- TASK BRIEF: Find and copy every line in the records that includes the string "Higher".

- RECORDS TO PROCESS:
※

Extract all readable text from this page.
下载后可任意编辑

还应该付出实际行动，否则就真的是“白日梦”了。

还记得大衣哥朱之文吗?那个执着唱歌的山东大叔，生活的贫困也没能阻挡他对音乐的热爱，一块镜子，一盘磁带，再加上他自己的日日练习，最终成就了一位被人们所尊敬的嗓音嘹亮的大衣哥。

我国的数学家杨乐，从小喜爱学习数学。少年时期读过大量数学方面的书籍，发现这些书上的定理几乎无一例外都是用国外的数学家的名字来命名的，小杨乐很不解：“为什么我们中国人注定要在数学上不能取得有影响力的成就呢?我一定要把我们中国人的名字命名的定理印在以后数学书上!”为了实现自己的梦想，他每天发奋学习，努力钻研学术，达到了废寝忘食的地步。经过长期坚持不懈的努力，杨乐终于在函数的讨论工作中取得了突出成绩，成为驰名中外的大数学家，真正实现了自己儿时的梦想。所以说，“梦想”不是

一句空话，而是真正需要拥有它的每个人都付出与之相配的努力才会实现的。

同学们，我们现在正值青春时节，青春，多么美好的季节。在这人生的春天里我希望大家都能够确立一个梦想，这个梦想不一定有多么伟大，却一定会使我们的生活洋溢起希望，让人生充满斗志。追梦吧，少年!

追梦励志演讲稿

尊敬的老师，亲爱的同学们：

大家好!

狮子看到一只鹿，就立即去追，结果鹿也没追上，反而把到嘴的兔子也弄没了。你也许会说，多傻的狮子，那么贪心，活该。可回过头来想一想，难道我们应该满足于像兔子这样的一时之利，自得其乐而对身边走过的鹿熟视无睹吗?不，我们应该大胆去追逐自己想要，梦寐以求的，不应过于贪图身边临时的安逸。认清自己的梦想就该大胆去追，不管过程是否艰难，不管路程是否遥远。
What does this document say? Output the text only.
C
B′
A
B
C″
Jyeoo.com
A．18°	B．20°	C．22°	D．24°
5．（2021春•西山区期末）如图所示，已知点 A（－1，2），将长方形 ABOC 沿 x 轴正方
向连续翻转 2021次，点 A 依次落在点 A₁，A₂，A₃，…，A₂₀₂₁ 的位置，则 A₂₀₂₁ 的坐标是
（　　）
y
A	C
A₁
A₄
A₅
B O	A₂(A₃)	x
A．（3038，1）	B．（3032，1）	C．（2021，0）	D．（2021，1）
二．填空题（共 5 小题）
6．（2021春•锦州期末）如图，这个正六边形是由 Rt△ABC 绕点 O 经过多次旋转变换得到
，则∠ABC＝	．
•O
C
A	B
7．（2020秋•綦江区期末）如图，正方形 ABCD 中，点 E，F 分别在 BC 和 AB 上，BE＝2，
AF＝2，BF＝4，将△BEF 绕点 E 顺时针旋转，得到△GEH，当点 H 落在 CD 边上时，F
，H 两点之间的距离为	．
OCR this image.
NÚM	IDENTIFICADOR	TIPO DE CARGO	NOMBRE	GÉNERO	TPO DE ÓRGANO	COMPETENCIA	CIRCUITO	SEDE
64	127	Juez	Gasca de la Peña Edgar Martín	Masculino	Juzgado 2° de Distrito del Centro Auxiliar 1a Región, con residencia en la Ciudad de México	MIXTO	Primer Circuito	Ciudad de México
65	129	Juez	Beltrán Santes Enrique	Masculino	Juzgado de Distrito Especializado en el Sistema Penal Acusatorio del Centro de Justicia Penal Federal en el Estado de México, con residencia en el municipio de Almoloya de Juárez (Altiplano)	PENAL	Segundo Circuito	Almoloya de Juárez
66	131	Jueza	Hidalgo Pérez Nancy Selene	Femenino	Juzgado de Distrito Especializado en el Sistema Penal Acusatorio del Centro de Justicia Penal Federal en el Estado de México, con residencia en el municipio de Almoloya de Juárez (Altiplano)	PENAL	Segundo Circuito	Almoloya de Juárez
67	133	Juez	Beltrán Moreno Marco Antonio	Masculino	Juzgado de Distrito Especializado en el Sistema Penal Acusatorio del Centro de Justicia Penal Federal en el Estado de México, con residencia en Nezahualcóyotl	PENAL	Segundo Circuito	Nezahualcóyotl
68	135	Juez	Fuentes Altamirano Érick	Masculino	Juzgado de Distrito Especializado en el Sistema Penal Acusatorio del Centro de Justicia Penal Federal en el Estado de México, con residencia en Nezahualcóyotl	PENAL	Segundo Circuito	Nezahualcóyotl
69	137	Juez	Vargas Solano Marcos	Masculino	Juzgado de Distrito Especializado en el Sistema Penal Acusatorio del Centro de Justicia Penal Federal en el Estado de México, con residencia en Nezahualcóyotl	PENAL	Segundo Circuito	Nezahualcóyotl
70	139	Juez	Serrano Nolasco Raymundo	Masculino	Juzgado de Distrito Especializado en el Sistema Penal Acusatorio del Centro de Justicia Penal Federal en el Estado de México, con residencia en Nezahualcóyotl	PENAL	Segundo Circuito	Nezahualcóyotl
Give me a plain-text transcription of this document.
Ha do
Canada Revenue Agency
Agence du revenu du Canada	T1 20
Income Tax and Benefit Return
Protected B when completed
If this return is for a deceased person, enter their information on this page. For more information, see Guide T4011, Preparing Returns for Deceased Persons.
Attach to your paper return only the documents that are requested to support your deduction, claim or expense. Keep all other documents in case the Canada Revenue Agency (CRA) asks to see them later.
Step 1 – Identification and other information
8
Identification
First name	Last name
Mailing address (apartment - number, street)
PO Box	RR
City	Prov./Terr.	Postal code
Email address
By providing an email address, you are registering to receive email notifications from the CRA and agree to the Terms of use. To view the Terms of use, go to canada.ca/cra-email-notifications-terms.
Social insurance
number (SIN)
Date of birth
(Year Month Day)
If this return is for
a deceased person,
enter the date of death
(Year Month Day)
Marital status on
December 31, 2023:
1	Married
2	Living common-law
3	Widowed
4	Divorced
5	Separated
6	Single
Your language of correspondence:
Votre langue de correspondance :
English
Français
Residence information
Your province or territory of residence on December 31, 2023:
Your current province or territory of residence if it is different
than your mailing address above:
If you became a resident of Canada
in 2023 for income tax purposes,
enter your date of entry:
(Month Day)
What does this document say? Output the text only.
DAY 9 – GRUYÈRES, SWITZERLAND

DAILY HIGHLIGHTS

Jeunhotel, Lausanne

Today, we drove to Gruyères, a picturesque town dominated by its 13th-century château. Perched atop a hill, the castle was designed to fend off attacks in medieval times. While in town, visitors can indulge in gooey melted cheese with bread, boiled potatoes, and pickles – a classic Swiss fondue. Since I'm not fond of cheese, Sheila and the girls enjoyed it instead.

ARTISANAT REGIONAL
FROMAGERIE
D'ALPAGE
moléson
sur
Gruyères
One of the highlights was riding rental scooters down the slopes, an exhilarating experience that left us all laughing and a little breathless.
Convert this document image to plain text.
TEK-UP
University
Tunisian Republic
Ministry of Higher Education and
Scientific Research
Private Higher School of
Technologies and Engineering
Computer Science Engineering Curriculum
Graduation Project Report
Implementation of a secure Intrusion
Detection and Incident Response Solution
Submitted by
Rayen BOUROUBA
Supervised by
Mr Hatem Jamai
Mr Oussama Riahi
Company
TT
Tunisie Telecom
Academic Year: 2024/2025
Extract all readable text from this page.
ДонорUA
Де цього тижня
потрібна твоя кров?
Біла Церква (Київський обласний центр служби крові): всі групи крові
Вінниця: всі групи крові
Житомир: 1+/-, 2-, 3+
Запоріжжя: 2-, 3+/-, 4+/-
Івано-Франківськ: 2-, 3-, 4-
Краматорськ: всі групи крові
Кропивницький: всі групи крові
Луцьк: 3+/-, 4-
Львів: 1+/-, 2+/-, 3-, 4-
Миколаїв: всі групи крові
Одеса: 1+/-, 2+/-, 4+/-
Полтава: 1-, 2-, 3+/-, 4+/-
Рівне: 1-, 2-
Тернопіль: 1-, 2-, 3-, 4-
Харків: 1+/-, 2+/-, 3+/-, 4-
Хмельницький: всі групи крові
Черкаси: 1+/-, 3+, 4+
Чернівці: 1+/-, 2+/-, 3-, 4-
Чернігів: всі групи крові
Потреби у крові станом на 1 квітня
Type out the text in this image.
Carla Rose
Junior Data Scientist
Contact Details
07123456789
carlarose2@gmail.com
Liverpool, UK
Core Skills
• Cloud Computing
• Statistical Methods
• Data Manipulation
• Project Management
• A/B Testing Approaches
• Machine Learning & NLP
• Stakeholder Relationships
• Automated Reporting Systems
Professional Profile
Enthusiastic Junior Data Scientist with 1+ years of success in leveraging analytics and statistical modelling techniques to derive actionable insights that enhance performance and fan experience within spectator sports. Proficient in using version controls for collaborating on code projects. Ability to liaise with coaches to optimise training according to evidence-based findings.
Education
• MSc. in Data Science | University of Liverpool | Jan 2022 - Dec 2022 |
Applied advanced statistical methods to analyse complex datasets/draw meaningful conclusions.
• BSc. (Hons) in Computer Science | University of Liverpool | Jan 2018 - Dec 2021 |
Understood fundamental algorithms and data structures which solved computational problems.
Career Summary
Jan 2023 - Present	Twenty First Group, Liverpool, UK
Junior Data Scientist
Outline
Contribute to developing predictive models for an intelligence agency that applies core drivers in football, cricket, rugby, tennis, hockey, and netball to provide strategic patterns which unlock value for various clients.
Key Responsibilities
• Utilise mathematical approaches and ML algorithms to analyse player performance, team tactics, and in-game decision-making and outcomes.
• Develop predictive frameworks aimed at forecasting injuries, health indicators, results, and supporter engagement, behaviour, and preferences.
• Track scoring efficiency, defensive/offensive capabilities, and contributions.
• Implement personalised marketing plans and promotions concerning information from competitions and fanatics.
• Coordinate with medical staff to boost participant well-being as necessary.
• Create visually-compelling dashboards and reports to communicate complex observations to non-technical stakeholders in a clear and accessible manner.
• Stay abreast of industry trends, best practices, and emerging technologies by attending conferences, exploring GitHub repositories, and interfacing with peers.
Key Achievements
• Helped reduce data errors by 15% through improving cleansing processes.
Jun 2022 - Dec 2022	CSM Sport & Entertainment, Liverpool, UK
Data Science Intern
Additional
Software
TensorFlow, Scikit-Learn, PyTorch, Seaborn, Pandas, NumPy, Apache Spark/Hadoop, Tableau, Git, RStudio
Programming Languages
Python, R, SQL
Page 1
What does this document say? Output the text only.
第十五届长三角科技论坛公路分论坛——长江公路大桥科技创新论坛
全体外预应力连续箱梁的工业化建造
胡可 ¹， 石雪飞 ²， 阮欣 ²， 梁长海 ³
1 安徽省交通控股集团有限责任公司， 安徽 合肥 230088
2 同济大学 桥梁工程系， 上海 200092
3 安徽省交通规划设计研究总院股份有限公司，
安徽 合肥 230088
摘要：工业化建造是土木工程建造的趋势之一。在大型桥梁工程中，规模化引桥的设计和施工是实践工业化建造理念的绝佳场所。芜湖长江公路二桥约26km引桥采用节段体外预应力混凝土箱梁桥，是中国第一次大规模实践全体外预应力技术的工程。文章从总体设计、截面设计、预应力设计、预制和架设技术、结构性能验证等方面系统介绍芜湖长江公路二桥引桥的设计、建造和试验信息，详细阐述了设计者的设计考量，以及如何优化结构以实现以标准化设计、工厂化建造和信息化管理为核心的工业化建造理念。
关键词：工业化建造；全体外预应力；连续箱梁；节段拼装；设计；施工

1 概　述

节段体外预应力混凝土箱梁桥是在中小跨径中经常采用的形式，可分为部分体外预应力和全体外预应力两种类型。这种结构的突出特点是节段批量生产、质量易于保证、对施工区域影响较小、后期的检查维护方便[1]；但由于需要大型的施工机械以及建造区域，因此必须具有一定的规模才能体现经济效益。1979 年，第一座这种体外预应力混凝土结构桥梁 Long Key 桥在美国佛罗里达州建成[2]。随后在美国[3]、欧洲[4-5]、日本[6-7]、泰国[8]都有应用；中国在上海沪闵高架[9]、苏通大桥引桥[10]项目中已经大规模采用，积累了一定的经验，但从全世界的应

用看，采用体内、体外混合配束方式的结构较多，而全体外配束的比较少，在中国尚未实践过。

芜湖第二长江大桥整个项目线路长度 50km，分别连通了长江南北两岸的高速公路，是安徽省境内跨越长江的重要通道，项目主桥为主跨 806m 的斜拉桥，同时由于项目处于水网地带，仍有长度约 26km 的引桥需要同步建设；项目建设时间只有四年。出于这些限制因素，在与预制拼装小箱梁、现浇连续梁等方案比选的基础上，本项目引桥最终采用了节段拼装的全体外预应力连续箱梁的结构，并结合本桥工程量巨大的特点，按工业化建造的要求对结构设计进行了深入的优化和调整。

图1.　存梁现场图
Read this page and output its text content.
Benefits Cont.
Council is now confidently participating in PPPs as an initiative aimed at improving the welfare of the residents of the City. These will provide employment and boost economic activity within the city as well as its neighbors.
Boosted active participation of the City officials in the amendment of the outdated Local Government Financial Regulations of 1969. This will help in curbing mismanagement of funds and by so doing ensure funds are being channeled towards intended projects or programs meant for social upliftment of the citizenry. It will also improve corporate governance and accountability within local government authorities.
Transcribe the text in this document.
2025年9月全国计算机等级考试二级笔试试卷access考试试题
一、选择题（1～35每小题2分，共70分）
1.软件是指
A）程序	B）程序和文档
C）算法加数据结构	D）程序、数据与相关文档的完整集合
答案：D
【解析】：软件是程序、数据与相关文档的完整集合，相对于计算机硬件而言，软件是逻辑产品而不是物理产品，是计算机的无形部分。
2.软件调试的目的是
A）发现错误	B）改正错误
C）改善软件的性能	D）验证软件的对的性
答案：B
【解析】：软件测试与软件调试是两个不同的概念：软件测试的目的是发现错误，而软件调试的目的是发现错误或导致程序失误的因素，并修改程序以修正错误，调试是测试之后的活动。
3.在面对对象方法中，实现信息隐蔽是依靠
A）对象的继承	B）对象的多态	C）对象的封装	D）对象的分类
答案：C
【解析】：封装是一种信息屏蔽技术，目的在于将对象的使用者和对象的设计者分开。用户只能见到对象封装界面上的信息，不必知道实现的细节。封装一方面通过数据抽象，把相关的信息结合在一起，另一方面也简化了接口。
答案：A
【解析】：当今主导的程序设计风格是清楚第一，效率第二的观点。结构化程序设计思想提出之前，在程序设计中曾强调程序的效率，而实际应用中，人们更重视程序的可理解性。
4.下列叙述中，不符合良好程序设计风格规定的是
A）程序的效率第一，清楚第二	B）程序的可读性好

※

- EXERCISE SOLUTION:
Ministry of Higher Education and
Private Higher School of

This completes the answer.